## START Information shown

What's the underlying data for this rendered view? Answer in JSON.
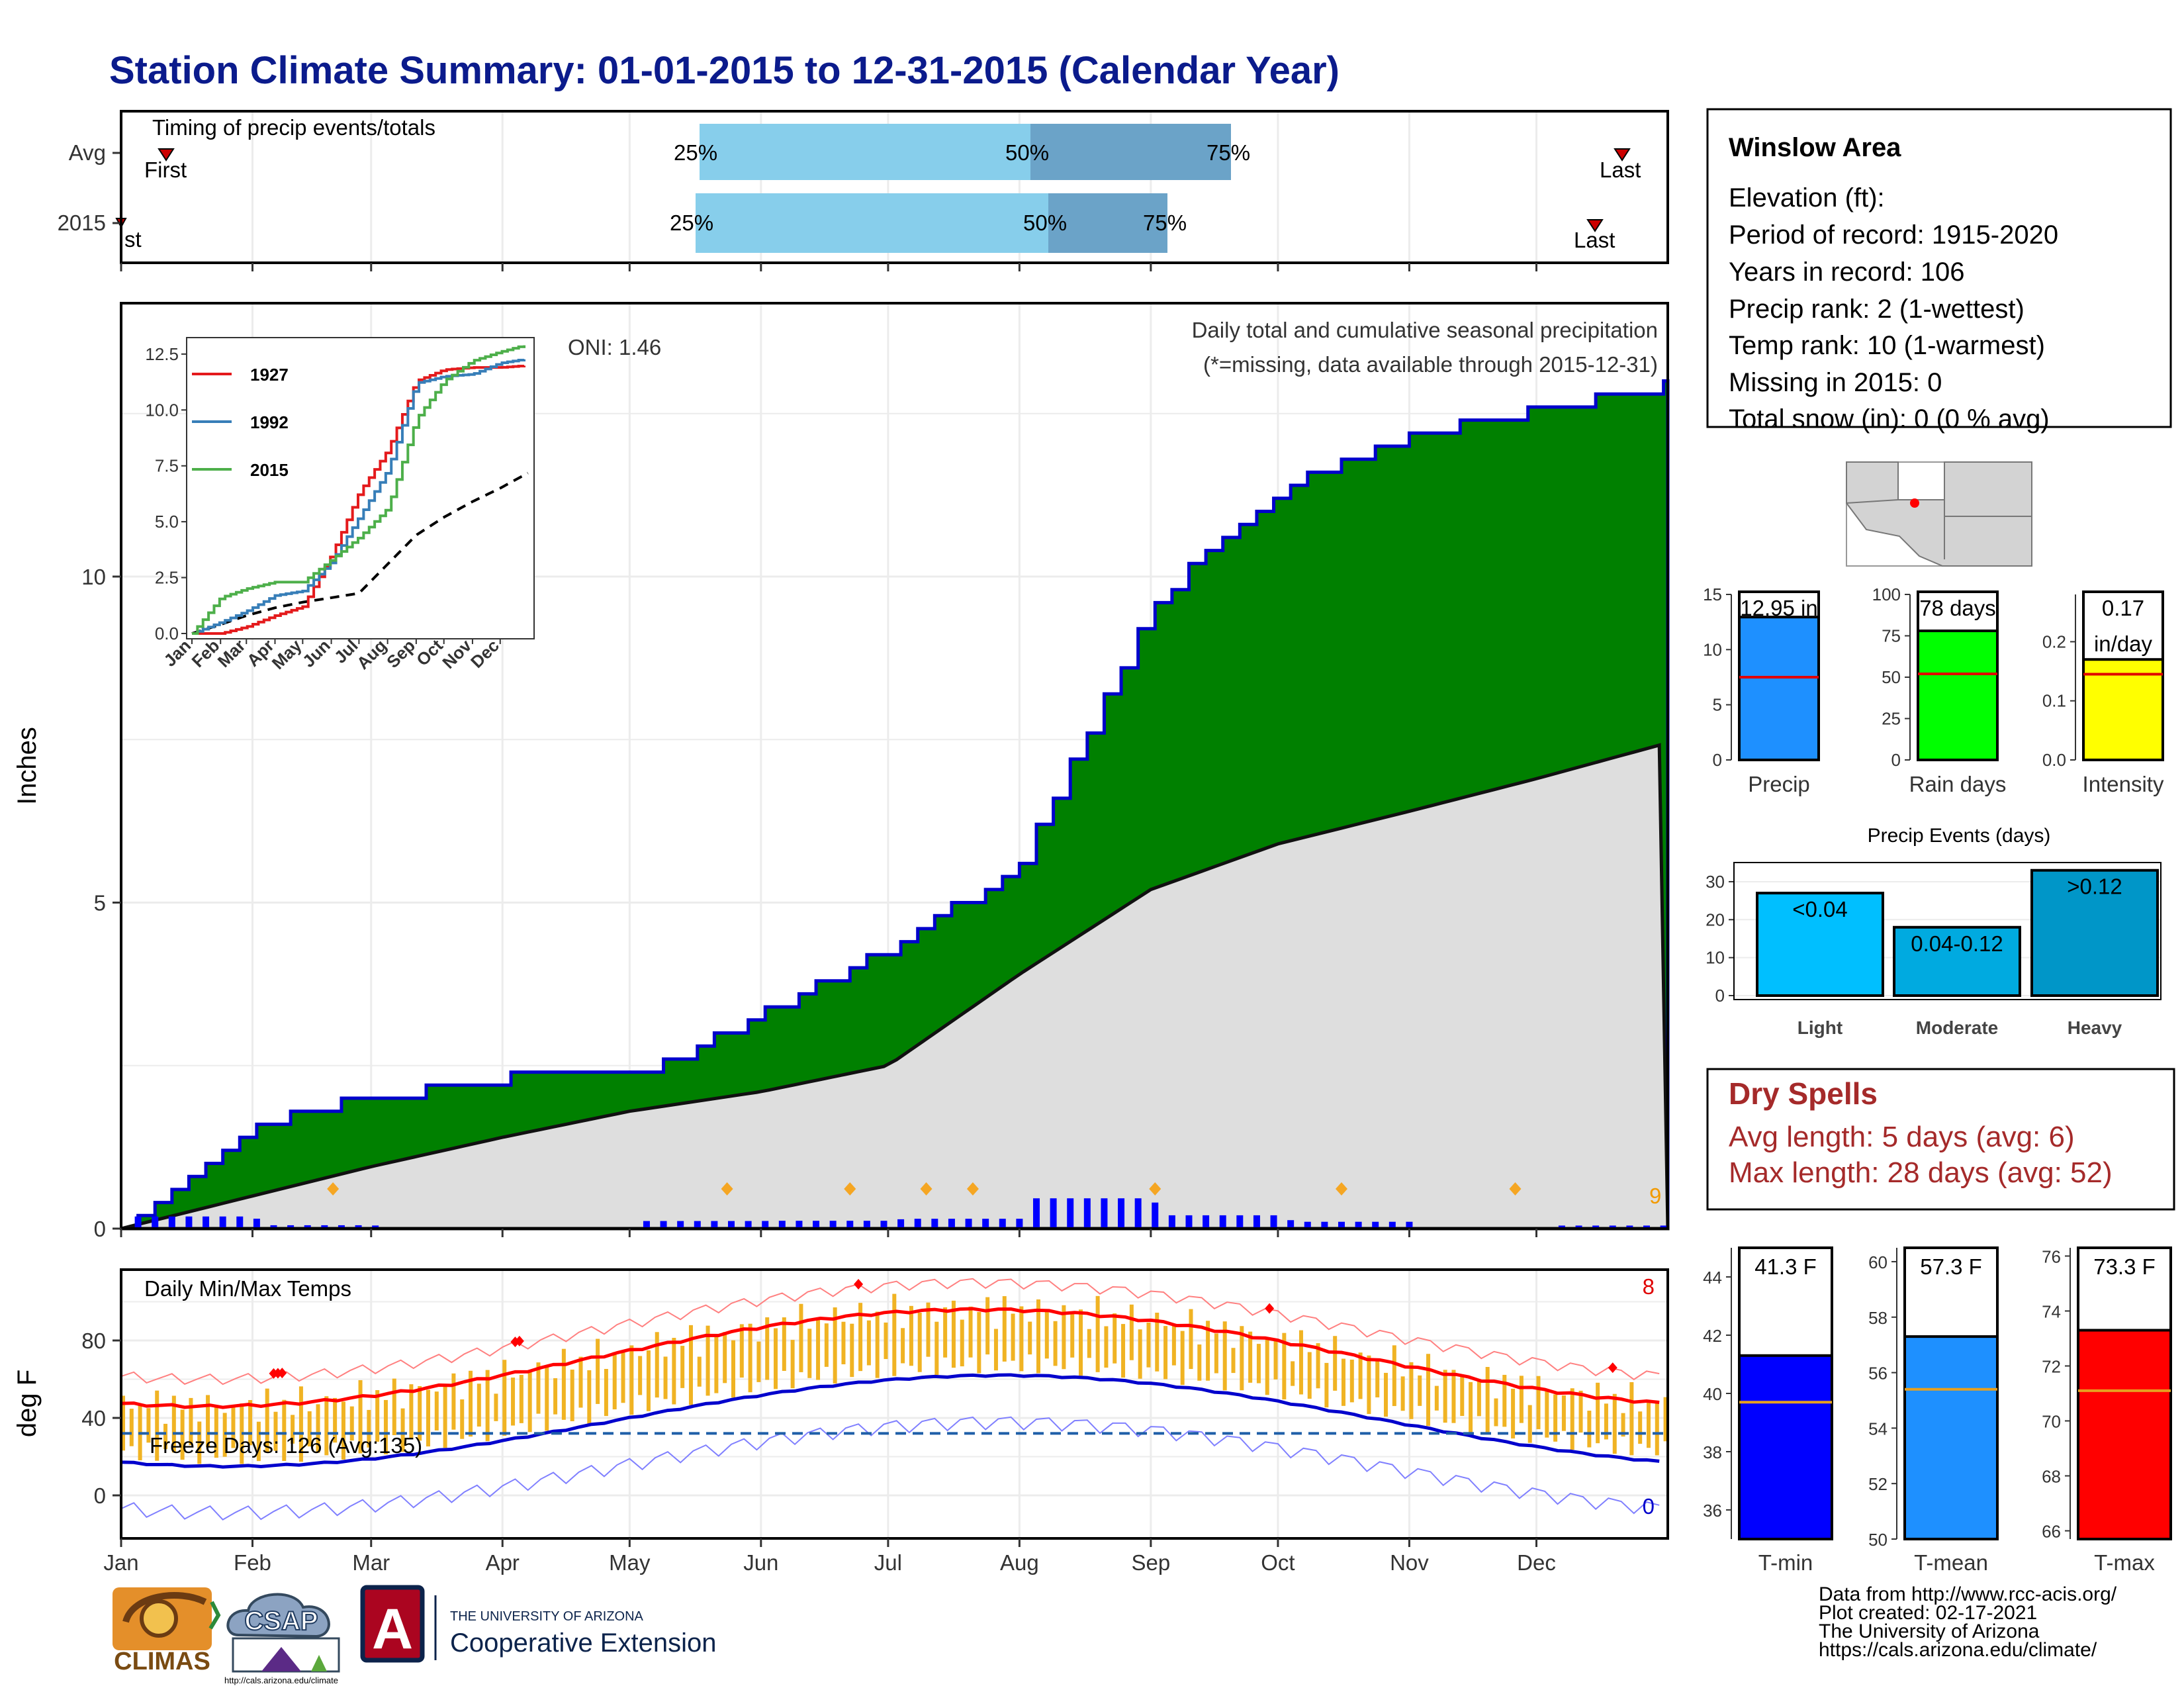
{
  "title": "Station Climate Summary: 01-01-2015 to 12-31-2015 (Calendar Year)",
  "months": [
    "Jan",
    "Feb",
    "Mar",
    "Apr",
    "May",
    "Jun",
    "Jul",
    "Aug",
    "Sep",
    "Oct",
    "Nov",
    "Dec"
  ],
  "timing_panel": {
    "title": "Timing of precip events/totals",
    "rows": [
      {
        "label": "Avg",
        "p25": "25%",
        "p50": "50%",
        "p75": "75%",
        "first": "First",
        "last": "Last"
      },
      {
        "label": "2015",
        "p25": "25%",
        "p50": "50%",
        "p75": "75%",
        "first": "First",
        "last": "Last"
      }
    ]
  },
  "precip_panel": {
    "ylabel": "Inches",
    "y_ticks": [
      "0",
      "5",
      "10"
    ],
    "oni": "ONI: 1.46",
    "heading": "Daily total and cumulative seasonal precipitation",
    "missing_note": "(*=missing, data available through 2015-12-31)",
    "count_label": "9",
    "inset": {
      "y_ticks": [
        "0.0",
        "2.5",
        "5.0",
        "7.5",
        "10.0",
        "12.5"
      ],
      "x_ticks": [
        "Jan",
        "Feb",
        "Mar",
        "Apr",
        "May",
        "Jun",
        "Jul",
        "Aug",
        "Sep",
        "Oct",
        "Nov",
        "Dec"
      ],
      "legend": [
        {
          "name": "1927",
          "color": "#e41a1c"
        },
        {
          "name": "1992",
          "color": "#377eb8"
        },
        {
          "name": "2015",
          "color": "#4daf4a"
        }
      ]
    }
  },
  "temp_panel": {
    "ylabel": "deg F",
    "title": "Daily Min/Max Temps",
    "y_ticks": [
      "0",
      "40",
      "80"
    ],
    "freeze_note": "Freeze Days: 126 (Avg:135)",
    "count_max": "8",
    "count_min": "0"
  },
  "station_info": {
    "name": "Winslow Area",
    "lines": [
      "Elevation (ft):",
      "Period of record: 1915-2020",
      "Years in record: 106",
      "Precip rank: 2 (1-wettest)",
      "Temp rank: 10 (1-warmest)",
      "Missing in 2015: 0",
      "Total snow (in): 0 (0 % avg)"
    ]
  },
  "summary_bars": [
    {
      "name": "Precip",
      "label": "12.95 in",
      "value": 12.95,
      "avg": 7.5,
      "ymax": 15,
      "ticks": [
        "0",
        "5",
        "10",
        "15"
      ],
      "color": "#1e90ff"
    },
    {
      "name": "Rain days",
      "label": "78 days",
      "value": 78,
      "avg": 52,
      "ymax": 100,
      "ticks": [
        "0",
        "25",
        "50",
        "75",
        "100"
      ],
      "color": "#00ff00"
    },
    {
      "name": "Intensity",
      "label": "0.17",
      "label2": "in/day",
      "value": 0.17,
      "avg": 0.145,
      "ymax": 0.28,
      "ticks": [
        "0.0",
        "0.1",
        "0.2"
      ],
      "color": "#ffff00"
    }
  ],
  "events": {
    "title": "Precip Events (days)",
    "y_ticks": [
      "0",
      "10",
      "20",
      "30"
    ],
    "bars": [
      {
        "category": "Light",
        "label": "<0.04",
        "value": 27,
        "color": "#00bfff"
      },
      {
        "category": "Moderate",
        "label": "0.04-0.12",
        "value": 18,
        "color": "#00aae0"
      },
      {
        "category": "Heavy",
        "label": ">0.12",
        "value": 33,
        "color": "#0096c8"
      }
    ]
  },
  "dry_spells": {
    "title": "Dry Spells",
    "avg_length": "Avg length: 5 days (avg: 6)",
    "max_length": "Max length: 28 days (avg: 52)"
  },
  "temp_bars": [
    {
      "name": "T-min",
      "label": "41.3 F",
      "value": 41.3,
      "avg": 39.7,
      "ymin": 35,
      "ymax": 45,
      "ticks": [
        "36",
        "38",
        "40",
        "42",
        "44"
      ],
      "color": "#0000ff"
    },
    {
      "name": "T-mean",
      "label": "57.3 F",
      "value": 57.3,
      "avg": 55.4,
      "ymin": 50,
      "ymax": 60.5,
      "ticks": [
        "50",
        "52",
        "54",
        "56",
        "58",
        "60"
      ],
      "color": "#1e90ff"
    },
    {
      "name": "T-max",
      "label": "73.3 F",
      "value": 73.3,
      "avg": 71.1,
      "ymin": 65.7,
      "ymax": 76.3,
      "ticks": [
        "66",
        "68",
        "70",
        "72",
        "74",
        "76"
      ],
      "color": "#ff0000"
    }
  ],
  "logos": {
    "climas": "CLIMAS",
    "csap": "CSAP",
    "csap_url": "http://cals.arizona.edu/climate",
    "ua_small": "THE UNIVERSITY OF ARIZONA",
    "ua_large": "Cooperative Extension",
    "ua_letter": "A"
  },
  "credits": [
    "Data from http://www.rcc-acis.org/",
    "Plot created: 02-17-2021",
    "The University of Arizona",
    "https://cals.arizona.edu/climate/"
  ],
  "chart_data": {
    "type": "area",
    "title": "Daily total and cumulative seasonal precipitation",
    "ylabel": "Inches",
    "ylim": [
      0,
      13
    ],
    "x": [
      "Jan",
      "Feb",
      "Mar",
      "Apr",
      "May",
      "Jun",
      "Jul",
      "Aug",
      "Sep",
      "Oct",
      "Nov",
      "Dec",
      "Jan"
    ],
    "series": [
      {
        "name": "2015",
        "values": [
          0.0,
          1.6,
          2.0,
          2.3,
          2.3,
          3.3,
          4.3,
          5.6,
          9.6,
          11.3,
          12.2,
          12.55,
          12.95
        ]
      },
      {
        "values": [
          0.0,
          0.5,
          0.95,
          1.4,
          1.8,
          2.1,
          2.5,
          3.9,
          5.2,
          5.9,
          6.4,
          6.9,
          7.45
        ]
      }
    ]
  }
}
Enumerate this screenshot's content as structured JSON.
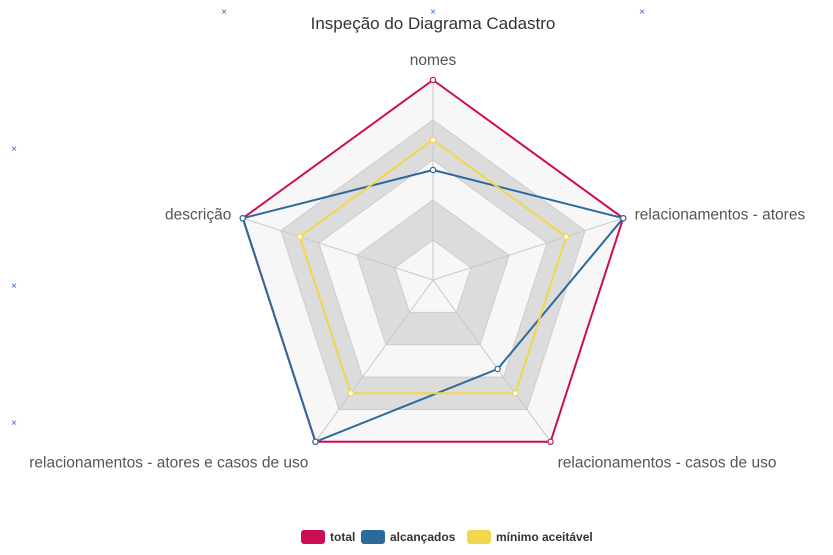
{
  "chart_data": {
    "type": "radar",
    "title": "Inspeção do Diagrama Cadastro",
    "axes": [
      "nomes",
      "relacionamentos - atores",
      "relacionamentos - casos de uso",
      "relacionamentos - atores e casos de uso",
      "descrição"
    ],
    "max": 1,
    "bands": 5,
    "series": [
      {
        "name": "total",
        "color": "#cc0d55",
        "values": [
          1,
          1,
          1,
          1,
          1
        ]
      },
      {
        "name": "alcançados",
        "color": "#2c6a9a",
        "values": [
          0.55,
          1,
          0.55,
          1,
          1
        ]
      },
      {
        "name": "mínimo aceitável",
        "color": "#f2d64b",
        "values": [
          0.7,
          0.7,
          0.7,
          0.7,
          0.7
        ]
      }
    ],
    "legend_position": "bottom"
  }
}
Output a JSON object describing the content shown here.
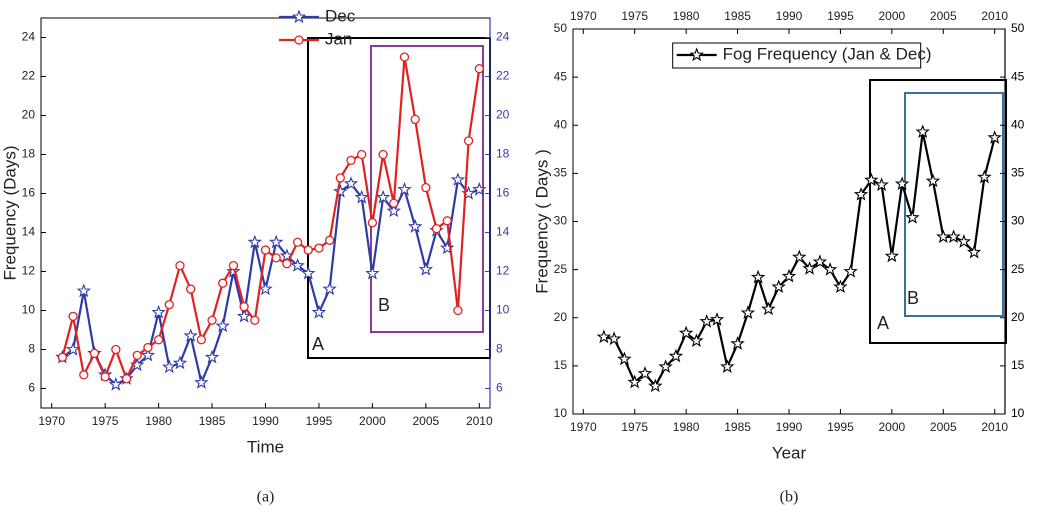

## END Information shown

**What needs to be done**
Retype each line of the listing above word for word. Exclude the pictures.

**Solution to this exercise**
What's the underlying data for this rendered view? Answer in JSON.
{
  "title": "Station Climate Summary: 01-01-2015 to 12-31-2015 (Calendar Year)",
  "months": [
    "Jan",
    "Feb",
    "Mar",
    "Apr",
    "May",
    "Jun",
    "Jul",
    "Aug",
    "Sep",
    "Oct",
    "Nov",
    "Dec"
  ],
  "timing_panel": {
    "title": "Timing of precip events/totals",
    "rows": [
      {
        "label": "Avg",
        "p25": "25%",
        "p50": "50%",
        "p75": "75%",
        "first": "First",
        "last": "Last"
      },
      {
        "label": "2015",
        "p25": "25%",
        "p50": "50%",
        "p75": "75%",
        "first": "First",
        "last": "Last"
      }
    ]
  },
  "precip_panel": {
    "ylabel": "Inches",
    "y_ticks": [
      "0",
      "5",
      "10"
    ],
    "oni": "ONI: 1.46",
    "heading": "Daily total and cumulative seasonal precipitation",
    "missing_note": "(*=missing, data available through 2015-12-31)",
    "count_label": "9",
    "inset": {
      "y_ticks": [
        "0.0",
        "2.5",
        "5.0",
        "7.5",
        "10.0",
        "12.5"
      ],
      "x_ticks": [
        "Jan",
        "Feb",
        "Mar",
        "Apr",
        "May",
        "Jun",
        "Jul",
        "Aug",
        "Sep",
        "Oct",
        "Nov",
        "Dec"
      ],
      "legend": [
        {
          "name": "1927",
          "color": "#e41a1c"
        },
        {
          "name": "1992",
          "color": "#377eb8"
        },
        {
          "name": "2015",
          "color": "#4daf4a"
        }
      ]
    }
  },
  "temp_panel": {
    "ylabel": "deg F",
    "title": "Daily Min/Max Temps",
    "y_ticks": [
      "0",
      "40",
      "80"
    ],
    "freeze_note": "Freeze Days: 126 (Avg:135)",
    "count_max": "8",
    "count_min": "0"
  },
  "station_info": {
    "name": "Winslow Area",
    "lines": [
      "Elevation (ft):",
      "Period of record: 1915-2020",
      "Years in record: 106",
      "Precip rank: 2 (1-wettest)",
      "Temp rank: 10 (1-warmest)",
      "Missing in 2015: 0",
      "Total snow (in): 0 (0 % avg)"
    ]
  },
  "summary_bars": [
    {
      "name": "Precip",
      "label": "12.95 in",
      "value": 12.95,
      "avg": 7.5,
      "ymax": 15,
      "ticks": [
        "0",
        "5",
        "10",
        "15"
      ],
      "color": "#1e90ff"
    },
    {
      "name": "Rain days",
      "label": "78 days",
      "value": 78,
      "avg": 52,
      "ymax": 100,
      "ticks": [
        "0",
        "25",
        "50",
        "75",
        "100"
      ],
      "color": "#00ff00"
    },
    {
      "name": "Intensity",
      "label": "0.17",
      "label2": "in/day",
      "value": 0.17,
      "avg": 0.145,
      "ymax": 0.28,
      "ticks": [
        "0.0",
        "0.1",
        "0.2"
      ],
      "color": "#ffff00"
    }
  ],
  "events": {
    "title": "Precip Events (days)",
    "y_ticks": [
      "0",
      "10",
      "20",
      "30"
    ],
    "bars": [
      {
        "category": "Light",
        "label": "<0.04",
        "value": 27,
        "color": "#00bfff"
      },
      {
        "category": "Moderate",
        "label": "0.04-0.12",
        "value": 18,
        "color": "#00aae0"
      },
      {
        "category": "Heavy",
        "label": ">0.12",
        "value": 33,
        "color": "#0096c8"
      }
    ]
  },
  "dry_spells": {
    "title": "Dry Spells",
    "avg_length": "Avg length: 5 days (avg: 6)",
    "max_length": "Max length: 28 days (avg: 52)"
  },
  "temp_bars": [
    {
      "name": "T-min",
      "label": "41.3 F",
      "value": 41.3,
      "avg": 39.7,
      "ymin": 35,
      "ymax": 45,
      "ticks": [
        "36",
        "38",
        "40",
        "42",
        "44"
      ],
      "color": "#0000ff"
    },
    {
      "name": "T-mean",
      "label": "57.3 F",
      "value": 57.3,
      "avg": 55.4,
      "ymin": 50,
      "ymax": 60.5,
      "ticks": [
        "50",
        "52",
        "54",
        "56",
        "58",
        "60"
      ],
      "color": "#1e90ff"
    },
    {
      "name": "T-max",
      "label": "73.3 F",
      "value": 73.3,
      "avg": 71.1,
      "ymin": 65.7,
      "ymax": 76.3,
      "ticks": [
        "66",
        "68",
        "70",
        "72",
        "74",
        "76"
      ],
      "color": "#ff0000"
    }
  ],
  "logos": {
    "climas": "CLIMAS",
    "csap": "CSAP",
    "csap_url": "http://cals.arizona.edu/climate",
    "ua_small": "THE UNIVERSITY OF ARIZONA",
    "ua_large": "Cooperative Extension",
    "ua_letter": "A"
  },
  "credits": [
    "Data from http://www.rcc-acis.org/",
    "Plot created: 02-17-2021",
    "The University of Arizona",
    "https://cals.arizona.edu/climate/"
  ],
  "chart_data": {
    "type": "area",
    "title": "Daily total and cumulative seasonal precipitation",
    "ylabel": "Inches",
    "ylim": [
      0,
      13
    ],
    "x": [
      "Jan",
      "Feb",
      "Mar",
      "Apr",
      "May",
      "Jun",
      "Jul",
      "Aug",
      "Sep",
      "Oct",
      "Nov",
      "Dec",
      "Jan"
    ],
    "series": [
      {
        "name": "2015",
        "values": [
          0.0,
          1.6,
          2.0,
          2.3,
          2.3,
          3.3,
          4.3,
          5.6,
          9.6,
          11.3,
          12.2,
          12.55,
          12.95
        ]
      },
      {
        "values": [
          0.0,
          0.5,
          0.95,
          1.4,
          1.8,
          2.1,
          2.5,
          3.9,
          5.2,
          5.9,
          6.4,
          6.9,
          7.45
        ]
      }
    ]
  }
}
Enumerate this screenshot's content as structured JSON.
{
  "chart_data": {
    "type": "radar",
    "title": "Inspeção do Diagrama Cadastro",
    "axes": [
      "nomes",
      "relacionamentos - atores",
      "relacionamentos - casos de uso",
      "relacionamentos - atores e casos de uso",
      "descrição"
    ],
    "max": 1,
    "bands": 5,
    "series": [
      {
        "name": "total",
        "color": "#cc0d55",
        "values": [
          1,
          1,
          1,
          1,
          1
        ]
      },
      {
        "name": "alcançados",
        "color": "#2c6a9a",
        "values": [
          0.55,
          1,
          0.55,
          1,
          1
        ]
      },
      {
        "name": "mínimo aceitável",
        "color": "#f2d64b",
        "values": [
          0.7,
          0.7,
          0.7,
          0.7,
          0.7
        ]
      }
    ],
    "legend_position": "bottom"
  }
}
Output a JSON object describing the content shown here.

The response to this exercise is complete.